◆ DATA SHOWN:
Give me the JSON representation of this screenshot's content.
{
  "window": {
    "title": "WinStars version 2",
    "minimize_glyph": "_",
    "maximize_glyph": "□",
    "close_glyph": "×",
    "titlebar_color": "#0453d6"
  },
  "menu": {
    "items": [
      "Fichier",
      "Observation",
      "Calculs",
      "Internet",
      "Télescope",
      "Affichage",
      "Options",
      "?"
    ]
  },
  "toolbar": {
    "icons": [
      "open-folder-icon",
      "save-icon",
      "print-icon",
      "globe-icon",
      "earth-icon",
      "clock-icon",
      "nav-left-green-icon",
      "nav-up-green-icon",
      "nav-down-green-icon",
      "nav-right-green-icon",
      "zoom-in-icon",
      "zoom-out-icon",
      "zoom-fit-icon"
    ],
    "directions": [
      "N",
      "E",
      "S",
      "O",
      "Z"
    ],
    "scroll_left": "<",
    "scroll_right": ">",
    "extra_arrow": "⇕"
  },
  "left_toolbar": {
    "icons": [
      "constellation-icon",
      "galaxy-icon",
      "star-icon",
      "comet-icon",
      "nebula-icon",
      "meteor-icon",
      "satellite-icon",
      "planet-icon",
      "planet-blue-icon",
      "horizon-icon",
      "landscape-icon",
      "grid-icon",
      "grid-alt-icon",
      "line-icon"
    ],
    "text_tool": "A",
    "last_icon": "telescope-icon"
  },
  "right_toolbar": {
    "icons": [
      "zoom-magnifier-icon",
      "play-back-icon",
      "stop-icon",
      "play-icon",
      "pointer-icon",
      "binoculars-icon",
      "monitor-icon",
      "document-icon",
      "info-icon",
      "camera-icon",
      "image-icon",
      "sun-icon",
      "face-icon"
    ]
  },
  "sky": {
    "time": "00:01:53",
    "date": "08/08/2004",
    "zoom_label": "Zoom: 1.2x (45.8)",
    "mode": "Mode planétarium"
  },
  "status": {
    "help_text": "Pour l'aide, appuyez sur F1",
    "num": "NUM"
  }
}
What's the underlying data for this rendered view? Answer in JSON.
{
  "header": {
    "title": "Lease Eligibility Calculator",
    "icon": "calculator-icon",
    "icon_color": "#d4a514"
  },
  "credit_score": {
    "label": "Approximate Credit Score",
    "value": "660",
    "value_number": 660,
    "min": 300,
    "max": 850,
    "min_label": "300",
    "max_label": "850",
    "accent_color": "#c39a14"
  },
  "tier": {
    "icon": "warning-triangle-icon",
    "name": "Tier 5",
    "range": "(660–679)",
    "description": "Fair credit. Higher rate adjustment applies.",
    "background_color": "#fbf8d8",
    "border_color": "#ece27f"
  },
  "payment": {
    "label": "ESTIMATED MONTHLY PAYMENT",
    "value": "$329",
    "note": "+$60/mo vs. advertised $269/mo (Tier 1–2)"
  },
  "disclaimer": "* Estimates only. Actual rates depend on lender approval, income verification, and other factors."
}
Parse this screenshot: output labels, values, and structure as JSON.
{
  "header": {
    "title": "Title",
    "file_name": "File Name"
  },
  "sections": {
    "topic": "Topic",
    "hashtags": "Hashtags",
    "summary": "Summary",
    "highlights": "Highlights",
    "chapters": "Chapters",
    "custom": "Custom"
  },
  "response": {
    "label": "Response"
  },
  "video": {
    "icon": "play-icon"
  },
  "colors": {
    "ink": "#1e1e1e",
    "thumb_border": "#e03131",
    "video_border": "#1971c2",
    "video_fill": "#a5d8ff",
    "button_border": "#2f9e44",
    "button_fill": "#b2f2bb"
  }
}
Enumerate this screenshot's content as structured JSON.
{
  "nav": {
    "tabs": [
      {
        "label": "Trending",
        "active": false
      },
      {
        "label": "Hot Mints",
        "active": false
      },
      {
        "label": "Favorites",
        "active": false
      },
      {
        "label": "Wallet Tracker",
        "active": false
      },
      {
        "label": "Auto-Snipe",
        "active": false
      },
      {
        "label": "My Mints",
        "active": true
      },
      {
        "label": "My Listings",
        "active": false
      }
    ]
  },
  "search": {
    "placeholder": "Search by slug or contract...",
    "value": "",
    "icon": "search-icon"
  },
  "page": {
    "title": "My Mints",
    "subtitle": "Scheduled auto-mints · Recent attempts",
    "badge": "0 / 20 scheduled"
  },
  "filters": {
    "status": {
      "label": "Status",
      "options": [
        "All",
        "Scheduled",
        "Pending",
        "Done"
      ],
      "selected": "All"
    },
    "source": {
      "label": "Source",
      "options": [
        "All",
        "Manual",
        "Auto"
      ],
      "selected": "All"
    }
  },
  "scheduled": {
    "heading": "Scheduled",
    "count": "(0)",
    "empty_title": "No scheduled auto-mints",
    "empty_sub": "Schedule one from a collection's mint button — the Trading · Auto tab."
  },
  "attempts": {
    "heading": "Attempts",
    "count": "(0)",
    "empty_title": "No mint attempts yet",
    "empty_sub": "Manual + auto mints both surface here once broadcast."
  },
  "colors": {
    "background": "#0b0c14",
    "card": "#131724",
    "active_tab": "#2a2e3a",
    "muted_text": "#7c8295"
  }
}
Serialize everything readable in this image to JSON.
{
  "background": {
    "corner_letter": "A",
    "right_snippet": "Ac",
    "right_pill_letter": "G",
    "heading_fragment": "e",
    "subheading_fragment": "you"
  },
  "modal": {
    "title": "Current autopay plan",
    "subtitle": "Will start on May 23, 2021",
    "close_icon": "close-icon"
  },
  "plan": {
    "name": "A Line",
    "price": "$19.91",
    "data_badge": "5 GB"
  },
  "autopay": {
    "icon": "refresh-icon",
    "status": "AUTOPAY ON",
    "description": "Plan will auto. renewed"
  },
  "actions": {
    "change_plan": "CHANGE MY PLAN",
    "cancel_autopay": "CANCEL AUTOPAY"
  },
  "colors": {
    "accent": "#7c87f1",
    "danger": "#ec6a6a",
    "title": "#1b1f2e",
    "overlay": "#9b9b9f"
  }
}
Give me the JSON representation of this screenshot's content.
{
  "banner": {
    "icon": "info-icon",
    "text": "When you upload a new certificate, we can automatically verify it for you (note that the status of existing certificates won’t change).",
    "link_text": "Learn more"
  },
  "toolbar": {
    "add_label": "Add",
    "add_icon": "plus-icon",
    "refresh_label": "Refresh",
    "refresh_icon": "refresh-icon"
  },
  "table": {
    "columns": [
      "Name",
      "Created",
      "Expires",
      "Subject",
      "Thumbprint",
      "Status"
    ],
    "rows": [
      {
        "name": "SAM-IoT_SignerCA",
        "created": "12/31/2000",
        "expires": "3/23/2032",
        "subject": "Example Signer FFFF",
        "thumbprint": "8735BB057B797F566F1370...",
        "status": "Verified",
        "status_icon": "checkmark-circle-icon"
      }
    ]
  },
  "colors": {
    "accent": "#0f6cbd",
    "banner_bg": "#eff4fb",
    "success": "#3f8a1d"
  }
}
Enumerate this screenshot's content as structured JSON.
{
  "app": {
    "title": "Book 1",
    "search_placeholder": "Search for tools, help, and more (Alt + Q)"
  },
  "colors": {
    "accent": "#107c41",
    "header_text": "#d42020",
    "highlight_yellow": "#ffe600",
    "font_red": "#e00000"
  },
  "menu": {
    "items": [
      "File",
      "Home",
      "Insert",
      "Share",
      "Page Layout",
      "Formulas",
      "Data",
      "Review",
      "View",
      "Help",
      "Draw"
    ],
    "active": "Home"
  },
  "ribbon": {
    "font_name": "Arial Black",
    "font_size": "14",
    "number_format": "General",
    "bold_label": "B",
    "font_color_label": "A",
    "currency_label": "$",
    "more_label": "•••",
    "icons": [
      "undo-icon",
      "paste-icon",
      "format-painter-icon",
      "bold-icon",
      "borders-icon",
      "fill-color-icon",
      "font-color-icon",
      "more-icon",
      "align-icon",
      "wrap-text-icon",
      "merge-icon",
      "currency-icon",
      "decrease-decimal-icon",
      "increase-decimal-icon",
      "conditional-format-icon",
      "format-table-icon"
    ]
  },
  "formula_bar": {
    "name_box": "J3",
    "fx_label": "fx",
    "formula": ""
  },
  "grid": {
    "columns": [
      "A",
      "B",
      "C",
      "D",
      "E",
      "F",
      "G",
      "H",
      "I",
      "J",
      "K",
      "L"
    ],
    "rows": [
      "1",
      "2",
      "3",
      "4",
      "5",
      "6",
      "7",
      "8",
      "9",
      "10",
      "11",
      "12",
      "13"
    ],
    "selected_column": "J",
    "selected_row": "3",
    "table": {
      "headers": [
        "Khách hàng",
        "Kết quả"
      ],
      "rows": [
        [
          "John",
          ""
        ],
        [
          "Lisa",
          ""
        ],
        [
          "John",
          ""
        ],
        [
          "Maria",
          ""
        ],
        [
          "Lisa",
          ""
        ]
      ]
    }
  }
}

◆ GIVEN PROBLEM: Reply with nothing but the number of lines in the data above that contain "image".

◆ COMPLETE RESPONSE: 2